-- STATED TASK --
"region" appears in how many lines of the entries? State only the number.

──────────────────────────────

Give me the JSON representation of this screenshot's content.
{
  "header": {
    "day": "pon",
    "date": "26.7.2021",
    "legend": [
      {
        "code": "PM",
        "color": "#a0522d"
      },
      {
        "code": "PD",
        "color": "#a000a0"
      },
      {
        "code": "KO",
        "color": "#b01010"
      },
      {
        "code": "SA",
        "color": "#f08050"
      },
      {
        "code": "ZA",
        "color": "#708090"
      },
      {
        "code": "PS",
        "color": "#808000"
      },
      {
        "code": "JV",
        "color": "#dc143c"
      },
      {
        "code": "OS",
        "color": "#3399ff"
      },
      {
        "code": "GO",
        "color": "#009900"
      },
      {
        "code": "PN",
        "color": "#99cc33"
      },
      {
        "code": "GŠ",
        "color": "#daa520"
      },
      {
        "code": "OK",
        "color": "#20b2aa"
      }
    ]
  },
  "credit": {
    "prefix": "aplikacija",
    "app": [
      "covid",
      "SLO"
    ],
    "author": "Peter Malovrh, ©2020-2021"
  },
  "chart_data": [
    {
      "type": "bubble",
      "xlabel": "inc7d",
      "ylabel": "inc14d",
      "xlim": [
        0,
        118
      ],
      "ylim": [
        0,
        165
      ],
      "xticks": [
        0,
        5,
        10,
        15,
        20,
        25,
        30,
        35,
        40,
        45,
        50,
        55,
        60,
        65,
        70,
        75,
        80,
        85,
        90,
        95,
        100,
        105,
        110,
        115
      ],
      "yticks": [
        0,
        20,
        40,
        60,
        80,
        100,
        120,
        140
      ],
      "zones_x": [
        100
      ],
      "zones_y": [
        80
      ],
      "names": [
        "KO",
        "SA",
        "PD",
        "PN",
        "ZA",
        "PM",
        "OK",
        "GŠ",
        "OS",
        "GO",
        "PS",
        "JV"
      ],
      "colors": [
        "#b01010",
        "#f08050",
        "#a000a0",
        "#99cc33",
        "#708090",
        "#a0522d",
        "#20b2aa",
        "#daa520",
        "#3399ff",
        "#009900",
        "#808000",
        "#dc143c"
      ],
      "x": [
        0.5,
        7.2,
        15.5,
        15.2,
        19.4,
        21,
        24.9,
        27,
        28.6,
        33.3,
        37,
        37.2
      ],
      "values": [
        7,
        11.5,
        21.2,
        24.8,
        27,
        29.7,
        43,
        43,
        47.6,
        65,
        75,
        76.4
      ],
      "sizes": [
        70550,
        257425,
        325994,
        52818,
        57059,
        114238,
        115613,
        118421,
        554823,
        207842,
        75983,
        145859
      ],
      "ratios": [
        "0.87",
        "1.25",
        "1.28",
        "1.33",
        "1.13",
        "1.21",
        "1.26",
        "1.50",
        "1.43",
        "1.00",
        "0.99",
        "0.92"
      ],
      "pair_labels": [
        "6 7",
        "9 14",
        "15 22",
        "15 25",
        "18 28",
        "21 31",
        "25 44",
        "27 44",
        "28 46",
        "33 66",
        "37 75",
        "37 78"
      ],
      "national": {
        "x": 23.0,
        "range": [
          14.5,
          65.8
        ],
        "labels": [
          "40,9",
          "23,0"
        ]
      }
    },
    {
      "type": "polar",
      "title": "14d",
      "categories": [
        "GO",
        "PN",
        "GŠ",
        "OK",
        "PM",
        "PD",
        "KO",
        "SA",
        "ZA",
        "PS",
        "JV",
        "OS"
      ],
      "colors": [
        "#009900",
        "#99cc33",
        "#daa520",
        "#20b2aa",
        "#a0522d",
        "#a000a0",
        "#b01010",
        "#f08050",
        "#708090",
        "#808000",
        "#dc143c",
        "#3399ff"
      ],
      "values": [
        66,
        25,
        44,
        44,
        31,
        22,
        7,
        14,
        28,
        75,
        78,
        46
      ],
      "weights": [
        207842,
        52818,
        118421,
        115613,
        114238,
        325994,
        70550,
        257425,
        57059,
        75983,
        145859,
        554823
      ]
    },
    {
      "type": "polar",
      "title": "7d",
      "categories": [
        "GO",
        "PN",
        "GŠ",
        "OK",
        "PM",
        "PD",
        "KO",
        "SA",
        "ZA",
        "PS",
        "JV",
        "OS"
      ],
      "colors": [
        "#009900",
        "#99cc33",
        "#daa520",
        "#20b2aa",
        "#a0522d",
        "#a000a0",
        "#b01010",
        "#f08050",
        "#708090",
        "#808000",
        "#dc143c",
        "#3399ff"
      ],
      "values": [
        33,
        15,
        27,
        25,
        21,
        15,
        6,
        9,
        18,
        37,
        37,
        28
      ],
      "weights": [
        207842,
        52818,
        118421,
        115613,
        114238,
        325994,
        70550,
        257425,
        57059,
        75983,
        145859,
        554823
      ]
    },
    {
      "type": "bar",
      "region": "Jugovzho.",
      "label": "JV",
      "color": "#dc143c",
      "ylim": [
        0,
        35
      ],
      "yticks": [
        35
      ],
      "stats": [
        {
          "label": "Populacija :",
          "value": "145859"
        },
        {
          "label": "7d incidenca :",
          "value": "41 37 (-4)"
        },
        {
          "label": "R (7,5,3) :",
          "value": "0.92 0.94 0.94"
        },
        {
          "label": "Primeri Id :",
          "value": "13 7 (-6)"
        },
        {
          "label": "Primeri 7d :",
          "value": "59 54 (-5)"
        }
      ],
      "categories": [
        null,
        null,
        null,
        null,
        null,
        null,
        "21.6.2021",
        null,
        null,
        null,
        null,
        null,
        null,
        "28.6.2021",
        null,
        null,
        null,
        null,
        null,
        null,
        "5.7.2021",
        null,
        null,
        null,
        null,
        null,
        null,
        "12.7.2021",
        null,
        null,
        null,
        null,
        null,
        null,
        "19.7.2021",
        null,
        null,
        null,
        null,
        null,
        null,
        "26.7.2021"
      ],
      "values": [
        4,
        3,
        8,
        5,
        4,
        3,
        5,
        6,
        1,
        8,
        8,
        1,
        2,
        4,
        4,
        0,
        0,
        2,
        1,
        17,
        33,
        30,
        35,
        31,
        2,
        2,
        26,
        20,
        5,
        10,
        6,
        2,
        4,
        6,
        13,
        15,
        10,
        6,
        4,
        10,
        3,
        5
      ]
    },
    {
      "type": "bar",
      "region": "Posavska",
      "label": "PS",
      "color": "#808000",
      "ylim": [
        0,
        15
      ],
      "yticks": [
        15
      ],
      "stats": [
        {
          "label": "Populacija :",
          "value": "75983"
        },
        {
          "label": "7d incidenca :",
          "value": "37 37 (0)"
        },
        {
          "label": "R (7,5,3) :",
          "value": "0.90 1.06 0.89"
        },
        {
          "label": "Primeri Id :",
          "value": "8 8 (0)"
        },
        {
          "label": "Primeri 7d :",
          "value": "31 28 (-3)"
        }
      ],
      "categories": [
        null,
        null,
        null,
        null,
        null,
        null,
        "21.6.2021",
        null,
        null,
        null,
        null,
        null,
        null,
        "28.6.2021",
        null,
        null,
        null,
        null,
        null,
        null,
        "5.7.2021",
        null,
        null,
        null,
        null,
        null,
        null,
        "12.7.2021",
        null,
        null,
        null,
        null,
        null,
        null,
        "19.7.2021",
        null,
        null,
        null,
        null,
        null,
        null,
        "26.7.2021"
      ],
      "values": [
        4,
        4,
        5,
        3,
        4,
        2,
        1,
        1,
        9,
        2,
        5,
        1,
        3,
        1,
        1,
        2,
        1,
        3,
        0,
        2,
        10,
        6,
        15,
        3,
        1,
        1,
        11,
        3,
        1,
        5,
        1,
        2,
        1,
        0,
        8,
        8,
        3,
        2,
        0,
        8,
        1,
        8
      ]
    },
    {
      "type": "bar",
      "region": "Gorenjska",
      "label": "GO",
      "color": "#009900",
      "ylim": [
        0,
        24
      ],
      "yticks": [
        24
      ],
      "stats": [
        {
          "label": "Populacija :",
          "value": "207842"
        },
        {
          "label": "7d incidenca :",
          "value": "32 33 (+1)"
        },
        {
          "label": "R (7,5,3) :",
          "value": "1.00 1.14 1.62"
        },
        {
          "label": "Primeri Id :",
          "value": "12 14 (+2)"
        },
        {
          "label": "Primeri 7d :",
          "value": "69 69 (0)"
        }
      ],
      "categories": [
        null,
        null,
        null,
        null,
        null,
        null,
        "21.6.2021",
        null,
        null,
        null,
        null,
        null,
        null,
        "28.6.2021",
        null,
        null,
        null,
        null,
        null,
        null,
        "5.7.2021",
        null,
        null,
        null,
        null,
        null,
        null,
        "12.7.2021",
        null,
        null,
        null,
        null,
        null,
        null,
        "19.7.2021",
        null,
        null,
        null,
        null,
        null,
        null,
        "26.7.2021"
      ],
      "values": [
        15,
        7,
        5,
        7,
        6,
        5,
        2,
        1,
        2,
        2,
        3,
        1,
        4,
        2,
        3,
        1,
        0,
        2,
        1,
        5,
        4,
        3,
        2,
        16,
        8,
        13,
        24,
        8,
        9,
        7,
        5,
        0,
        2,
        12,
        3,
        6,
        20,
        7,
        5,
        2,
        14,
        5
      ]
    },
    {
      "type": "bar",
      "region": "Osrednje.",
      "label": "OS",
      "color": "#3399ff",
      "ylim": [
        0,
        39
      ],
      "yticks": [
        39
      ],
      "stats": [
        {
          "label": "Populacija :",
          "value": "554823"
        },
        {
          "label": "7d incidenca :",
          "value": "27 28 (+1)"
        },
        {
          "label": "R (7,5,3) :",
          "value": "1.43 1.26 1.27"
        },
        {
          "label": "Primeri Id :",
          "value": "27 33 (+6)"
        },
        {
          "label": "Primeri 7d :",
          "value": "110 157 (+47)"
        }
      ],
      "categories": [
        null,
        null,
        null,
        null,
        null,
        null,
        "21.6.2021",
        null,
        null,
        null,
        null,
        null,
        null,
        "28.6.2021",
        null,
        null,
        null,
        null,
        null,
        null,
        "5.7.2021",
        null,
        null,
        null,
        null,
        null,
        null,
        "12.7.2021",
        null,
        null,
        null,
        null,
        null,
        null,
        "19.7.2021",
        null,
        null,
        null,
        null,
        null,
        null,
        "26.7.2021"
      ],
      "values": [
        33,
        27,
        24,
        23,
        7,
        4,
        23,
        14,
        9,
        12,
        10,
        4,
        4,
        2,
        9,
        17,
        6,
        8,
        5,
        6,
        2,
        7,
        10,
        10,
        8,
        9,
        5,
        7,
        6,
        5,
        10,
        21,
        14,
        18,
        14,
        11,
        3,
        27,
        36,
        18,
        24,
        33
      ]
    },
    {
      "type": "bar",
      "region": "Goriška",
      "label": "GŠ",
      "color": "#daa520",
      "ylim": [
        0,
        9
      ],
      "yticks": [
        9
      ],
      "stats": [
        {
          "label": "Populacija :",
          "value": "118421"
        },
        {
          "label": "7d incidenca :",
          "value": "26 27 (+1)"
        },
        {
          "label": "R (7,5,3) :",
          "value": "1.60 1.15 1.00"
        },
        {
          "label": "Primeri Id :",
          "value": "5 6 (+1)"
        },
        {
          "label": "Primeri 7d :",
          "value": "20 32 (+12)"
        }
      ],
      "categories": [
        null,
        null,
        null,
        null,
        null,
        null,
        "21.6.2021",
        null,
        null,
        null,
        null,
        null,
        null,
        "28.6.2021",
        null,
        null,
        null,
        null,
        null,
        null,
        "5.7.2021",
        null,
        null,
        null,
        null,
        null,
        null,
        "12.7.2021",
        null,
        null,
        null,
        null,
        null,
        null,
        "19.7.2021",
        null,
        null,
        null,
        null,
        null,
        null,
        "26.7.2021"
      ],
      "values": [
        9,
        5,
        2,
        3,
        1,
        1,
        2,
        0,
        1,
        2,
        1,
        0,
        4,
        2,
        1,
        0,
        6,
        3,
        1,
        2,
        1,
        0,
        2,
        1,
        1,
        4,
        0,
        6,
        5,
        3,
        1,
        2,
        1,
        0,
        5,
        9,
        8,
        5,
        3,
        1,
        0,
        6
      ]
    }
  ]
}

──────────────────────────────

-- OUTPUT OF THE TASK --
5